Objective: The records that follow should be retyped word for word.

-=-=-

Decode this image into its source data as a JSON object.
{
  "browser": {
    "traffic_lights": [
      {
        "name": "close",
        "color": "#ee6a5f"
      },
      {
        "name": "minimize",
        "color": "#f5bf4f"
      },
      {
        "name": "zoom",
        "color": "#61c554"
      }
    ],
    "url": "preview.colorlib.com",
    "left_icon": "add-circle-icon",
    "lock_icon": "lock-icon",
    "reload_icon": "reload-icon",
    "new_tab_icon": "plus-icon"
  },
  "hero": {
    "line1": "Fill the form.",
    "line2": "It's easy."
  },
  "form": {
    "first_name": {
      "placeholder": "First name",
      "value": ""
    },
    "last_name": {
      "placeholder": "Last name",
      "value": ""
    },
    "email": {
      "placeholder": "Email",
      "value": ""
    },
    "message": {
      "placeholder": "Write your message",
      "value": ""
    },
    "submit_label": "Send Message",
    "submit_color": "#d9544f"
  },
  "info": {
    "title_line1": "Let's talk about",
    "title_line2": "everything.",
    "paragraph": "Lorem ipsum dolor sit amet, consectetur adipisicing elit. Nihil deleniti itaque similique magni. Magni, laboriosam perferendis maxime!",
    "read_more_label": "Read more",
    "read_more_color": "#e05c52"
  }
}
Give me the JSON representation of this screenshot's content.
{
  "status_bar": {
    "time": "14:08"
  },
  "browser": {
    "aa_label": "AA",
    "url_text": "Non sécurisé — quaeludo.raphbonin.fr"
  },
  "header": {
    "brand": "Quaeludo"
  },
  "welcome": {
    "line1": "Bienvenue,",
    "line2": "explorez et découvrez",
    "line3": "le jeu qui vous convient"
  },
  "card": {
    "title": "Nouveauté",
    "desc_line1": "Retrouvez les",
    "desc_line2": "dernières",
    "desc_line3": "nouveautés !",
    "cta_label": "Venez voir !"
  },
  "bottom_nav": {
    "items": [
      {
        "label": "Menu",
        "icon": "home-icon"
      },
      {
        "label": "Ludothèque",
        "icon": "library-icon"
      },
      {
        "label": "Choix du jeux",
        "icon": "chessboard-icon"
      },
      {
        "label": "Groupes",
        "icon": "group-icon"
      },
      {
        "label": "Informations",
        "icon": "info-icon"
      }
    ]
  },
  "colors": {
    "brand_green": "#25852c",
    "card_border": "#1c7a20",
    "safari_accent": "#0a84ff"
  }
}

-=-=-

Result of the exercise:
Decode this image into its source data as a JSON object.
{
  "browser": {
    "traffic_lights": [
      {
        "name": "close",
        "color": "#ee6a5f"
      },
      {
        "name": "minimize",
        "color": "#f5bf4f"
      },
      {
        "name": "zoom",
        "color": "#61c554"
      }
    ],
    "url": "preview.colorlib.com",
    "left_icon": "add-circle-icon",
    "lock_icon": "lock-icon",
    "reload_icon": "reload-icon",
    "new_tab_icon": "plus-icon"
  },
  "hero": {
    "line1": "Fill the form.",
    "line2": "It's easy."
  },
  "form": {
    "first_name": {
      "placeholder": "First name",
      "value": ""
    },
    "last_name": {
      "placeholder": "Last name",
      "value": ""
    },
    "email": {
      "placeholder": "Email",
      "value": ""
    },
    "message": {
      "placeholder": "Write your message",
      "value": ""
    },
    "submit_label": "Send Message",
    "submit_color": "#d9544f"
  },
  "info": {
    "title_line1": "Let's talk about",
    "title_line2": "everything.",
    "paragraph": "Lorem ipsum dolor sit amet, consectetur adipisicing elit. Nihil deleniti itaque similique magni. Magni, laboriosam perferendis maxime!",
    "read_more_label": "Read more",
    "read_more_color": "#e05c52"
  }
}
Give me the JSON representation of this screenshot's content.
{
  "status_bar": {
    "time": "14:08"
  },
  "browser": {
    "aa_label": "AA",
    "url_text": "Non sécurisé — quaeludo.raphbonin.fr"
  },
  "header": {
    "brand": "Quaeludo"
  },
  "welcome": {
    "line1": "Bienvenue,",
    "line2": "explorez et découvrez",
    "line3": "le jeu qui vous convient"
  },
  "card": {
    "title": "Nouveauté",
    "desc_line1": "Retrouvez les",
    "desc_line2": "dernières",
    "desc_line3": "nouveautés !",
    "cta_label": "Venez voir !"
  },
  "bottom_nav": {
    "items": [
      {
        "label": "Menu",
        "icon": "home-icon"
      },
      {
        "label": "Ludothèque",
        "icon": "library-icon"
      },
      {
        "label": "Choix du jeux",
        "icon": "chessboard-icon"
      },
      {
        "label": "Groupes",
        "icon": "group-icon"
      },
      {
        "label": "Informations",
        "icon": "info-icon"
      }
    ]
  },
  "colors": {
    "brand_green": "#25852c",
    "card_border": "#1c7a20",
    "safari_accent": "#0a84ff"
  }
}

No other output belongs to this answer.